- WRITTEN PROBLEM
Show all lines that include the string "prefix"; copy each one.

- Stored dataset items
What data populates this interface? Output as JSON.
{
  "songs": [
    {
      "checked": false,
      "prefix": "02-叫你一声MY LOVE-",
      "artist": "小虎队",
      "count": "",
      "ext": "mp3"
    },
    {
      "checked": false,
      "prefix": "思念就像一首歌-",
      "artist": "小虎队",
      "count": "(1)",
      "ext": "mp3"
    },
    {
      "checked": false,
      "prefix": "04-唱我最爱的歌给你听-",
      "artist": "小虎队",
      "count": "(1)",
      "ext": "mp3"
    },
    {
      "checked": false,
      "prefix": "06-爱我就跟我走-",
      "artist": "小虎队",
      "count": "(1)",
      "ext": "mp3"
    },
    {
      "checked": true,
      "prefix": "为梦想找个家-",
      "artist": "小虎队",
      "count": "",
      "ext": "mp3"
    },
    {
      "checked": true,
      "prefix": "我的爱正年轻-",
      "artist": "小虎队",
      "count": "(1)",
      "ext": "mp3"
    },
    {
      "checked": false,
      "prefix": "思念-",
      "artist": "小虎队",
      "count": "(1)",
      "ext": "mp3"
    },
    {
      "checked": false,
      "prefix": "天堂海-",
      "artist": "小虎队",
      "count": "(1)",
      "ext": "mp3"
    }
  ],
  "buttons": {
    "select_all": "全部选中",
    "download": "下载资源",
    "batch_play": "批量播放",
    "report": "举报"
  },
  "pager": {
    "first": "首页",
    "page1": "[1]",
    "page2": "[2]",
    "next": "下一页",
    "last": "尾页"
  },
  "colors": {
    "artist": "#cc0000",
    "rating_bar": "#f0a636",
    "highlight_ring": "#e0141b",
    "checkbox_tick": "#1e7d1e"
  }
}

- SOLUTION TO THIS EXERCISE
      "prefix": "02-叫你一声MY LOVE-",
      "prefix": "思念就像一首歌-",
      "prefix": "04-唱我最爱的歌给你听-",
      "prefix": "06-爱我就跟我走-",
      "prefix": "为梦想找个家-",
      "prefix": "我的爱正年轻-",
      "prefix": "思念-",
      "prefix": "天堂海-",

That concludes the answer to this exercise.